WHAT YOU SHOULD DO —
Of the lines in the listing below, how many hold "digital"? Answer with the number only.

INPUT DATA —
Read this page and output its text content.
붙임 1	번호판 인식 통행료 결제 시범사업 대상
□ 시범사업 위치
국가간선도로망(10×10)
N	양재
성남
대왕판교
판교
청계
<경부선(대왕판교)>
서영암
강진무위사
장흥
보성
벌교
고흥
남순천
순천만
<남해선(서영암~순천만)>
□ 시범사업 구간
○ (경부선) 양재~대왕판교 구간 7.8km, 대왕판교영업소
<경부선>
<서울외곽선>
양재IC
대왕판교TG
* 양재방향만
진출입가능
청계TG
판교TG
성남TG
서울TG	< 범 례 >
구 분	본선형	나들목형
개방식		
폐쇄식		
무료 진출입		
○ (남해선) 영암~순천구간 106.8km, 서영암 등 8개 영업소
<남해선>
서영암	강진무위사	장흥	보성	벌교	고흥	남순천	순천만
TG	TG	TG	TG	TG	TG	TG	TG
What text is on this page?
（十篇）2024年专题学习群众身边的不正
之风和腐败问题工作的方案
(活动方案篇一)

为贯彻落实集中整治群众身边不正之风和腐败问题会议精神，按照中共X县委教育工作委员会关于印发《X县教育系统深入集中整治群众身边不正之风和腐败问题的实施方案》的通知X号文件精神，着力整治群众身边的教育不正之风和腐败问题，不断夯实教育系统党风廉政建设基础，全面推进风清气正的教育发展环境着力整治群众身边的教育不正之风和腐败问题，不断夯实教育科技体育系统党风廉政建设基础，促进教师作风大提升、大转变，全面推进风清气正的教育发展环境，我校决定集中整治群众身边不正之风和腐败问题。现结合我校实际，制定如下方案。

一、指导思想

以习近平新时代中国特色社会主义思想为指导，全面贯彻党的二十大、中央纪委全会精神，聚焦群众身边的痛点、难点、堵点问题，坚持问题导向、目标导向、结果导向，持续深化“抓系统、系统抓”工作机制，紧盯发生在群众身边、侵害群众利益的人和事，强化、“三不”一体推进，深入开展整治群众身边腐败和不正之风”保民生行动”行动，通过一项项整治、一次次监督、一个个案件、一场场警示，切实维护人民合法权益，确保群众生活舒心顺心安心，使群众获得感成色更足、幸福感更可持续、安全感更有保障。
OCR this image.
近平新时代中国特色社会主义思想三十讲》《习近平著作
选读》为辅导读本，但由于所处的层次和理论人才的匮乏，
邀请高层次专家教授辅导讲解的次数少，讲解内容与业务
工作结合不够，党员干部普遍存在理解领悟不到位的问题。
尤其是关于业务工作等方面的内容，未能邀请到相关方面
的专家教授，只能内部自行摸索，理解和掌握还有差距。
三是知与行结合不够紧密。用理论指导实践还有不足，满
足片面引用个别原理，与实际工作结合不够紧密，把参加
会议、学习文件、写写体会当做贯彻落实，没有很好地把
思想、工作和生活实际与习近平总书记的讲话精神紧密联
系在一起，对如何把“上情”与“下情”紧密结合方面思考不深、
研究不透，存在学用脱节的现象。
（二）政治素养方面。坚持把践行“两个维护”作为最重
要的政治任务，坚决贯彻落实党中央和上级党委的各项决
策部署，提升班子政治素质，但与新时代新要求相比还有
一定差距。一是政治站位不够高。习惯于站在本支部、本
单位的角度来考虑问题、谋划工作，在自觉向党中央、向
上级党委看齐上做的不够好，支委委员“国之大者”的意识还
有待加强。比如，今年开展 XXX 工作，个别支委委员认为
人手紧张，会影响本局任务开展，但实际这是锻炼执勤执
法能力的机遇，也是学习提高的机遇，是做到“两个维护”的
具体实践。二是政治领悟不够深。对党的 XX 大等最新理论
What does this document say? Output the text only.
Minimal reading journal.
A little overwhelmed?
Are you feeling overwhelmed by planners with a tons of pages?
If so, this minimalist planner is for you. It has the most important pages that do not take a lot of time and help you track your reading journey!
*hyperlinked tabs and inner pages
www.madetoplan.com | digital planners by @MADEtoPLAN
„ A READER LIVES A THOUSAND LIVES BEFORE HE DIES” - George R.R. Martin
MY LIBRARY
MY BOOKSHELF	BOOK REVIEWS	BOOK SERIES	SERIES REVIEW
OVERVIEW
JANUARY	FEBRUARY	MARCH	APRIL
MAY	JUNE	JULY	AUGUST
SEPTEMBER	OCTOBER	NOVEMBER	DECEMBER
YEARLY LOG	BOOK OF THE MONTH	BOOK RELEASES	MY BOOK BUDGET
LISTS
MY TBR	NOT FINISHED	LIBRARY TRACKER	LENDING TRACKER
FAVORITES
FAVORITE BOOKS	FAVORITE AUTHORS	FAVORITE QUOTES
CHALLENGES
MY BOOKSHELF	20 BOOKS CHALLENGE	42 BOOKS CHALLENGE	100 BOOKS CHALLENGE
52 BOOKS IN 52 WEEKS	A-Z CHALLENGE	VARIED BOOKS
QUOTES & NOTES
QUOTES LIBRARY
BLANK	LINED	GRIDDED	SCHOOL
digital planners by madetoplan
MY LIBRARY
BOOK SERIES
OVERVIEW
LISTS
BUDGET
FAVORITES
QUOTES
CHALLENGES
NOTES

REPLY TO THE EXERCISE —
2